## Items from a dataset
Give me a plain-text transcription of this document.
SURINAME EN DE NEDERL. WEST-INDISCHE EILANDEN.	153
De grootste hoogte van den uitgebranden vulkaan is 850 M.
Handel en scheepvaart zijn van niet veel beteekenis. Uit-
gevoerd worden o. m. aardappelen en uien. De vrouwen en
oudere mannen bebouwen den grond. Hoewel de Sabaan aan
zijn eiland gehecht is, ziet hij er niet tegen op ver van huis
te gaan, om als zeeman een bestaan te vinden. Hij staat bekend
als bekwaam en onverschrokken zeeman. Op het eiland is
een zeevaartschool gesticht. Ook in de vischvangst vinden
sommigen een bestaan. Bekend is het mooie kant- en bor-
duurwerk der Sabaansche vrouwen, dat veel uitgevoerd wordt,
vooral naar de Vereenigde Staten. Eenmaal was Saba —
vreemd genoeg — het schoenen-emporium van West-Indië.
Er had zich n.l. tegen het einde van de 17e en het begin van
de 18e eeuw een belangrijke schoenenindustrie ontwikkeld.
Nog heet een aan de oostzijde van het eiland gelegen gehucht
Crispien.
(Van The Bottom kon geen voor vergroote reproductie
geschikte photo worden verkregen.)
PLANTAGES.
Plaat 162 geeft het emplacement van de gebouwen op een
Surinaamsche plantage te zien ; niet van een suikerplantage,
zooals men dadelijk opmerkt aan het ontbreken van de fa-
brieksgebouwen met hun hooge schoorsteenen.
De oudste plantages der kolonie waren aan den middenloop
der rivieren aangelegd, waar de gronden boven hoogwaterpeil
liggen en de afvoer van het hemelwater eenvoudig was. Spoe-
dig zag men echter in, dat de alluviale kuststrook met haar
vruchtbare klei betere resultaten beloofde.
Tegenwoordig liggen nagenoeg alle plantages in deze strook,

## INSTRUCTIONS TO FOLLOW
Every entry must be output again, exactly as written above.

## WORKED SOLUTION
Give me a plain-text transcription of this document.
SURINAME EN DE NEDERL. WEST-INDISCHE EILANDEN.	153
De grootste hoogte van den uitgebranden vulkaan is 850 M.
Handel en scheepvaart zijn van niet veel beteekenis. Uit-
gevoerd worden o. m. aardappelen en uien. De vrouwen en
oudere mannen bebouwen den grond. Hoewel de Sabaan aan
zijn eiland gehecht is, ziet hij er niet tegen op ver van huis
te gaan, om als zeeman een bestaan te vinden. Hij staat bekend
als bekwaam en onverschrokken zeeman. Op het eiland is
een zeevaartschool gesticht. Ook in de vischvangst vinden
sommigen een bestaan. Bekend is het mooie kant- en bor-
duurwerk der Sabaansche vrouwen, dat veel uitgevoerd wordt,
vooral naar de Vereenigde Staten. Eenmaal was Saba —
vreemd genoeg — het schoenen-emporium van West-Indië.
Er had zich n.l. tegen het einde van de 17e en het begin van
de 18e eeuw een belangrijke schoenenindustrie ontwikkeld.
Nog heet een aan de oostzijde van het eiland gelegen gehucht
Crispien.
(Van The Bottom kon geen voor vergroote reproductie
geschikte photo worden verkregen.)
PLANTAGES.
Plaat 162 geeft het emplacement van de gebouwen op een
Surinaamsche plantage te zien ; niet van een suikerplantage,
zooals men dadelijk opmerkt aan het ontbreken van de fa-
brieksgebouwen met hun hooge schoorsteenen.
De oudste plantages der kolonie waren aan den middenloop
der rivieren aangelegd, waar de gronden boven hoogwaterpeil
liggen en de afvoer van het hemelwater eenvoudig was. Spoe-
dig zag men echter in, dat de alluviale kuststrook met haar
vruchtbare klei betere resultaten beloofde.
Tegenwoordig liggen nagenoeg alle plantages in deze strook,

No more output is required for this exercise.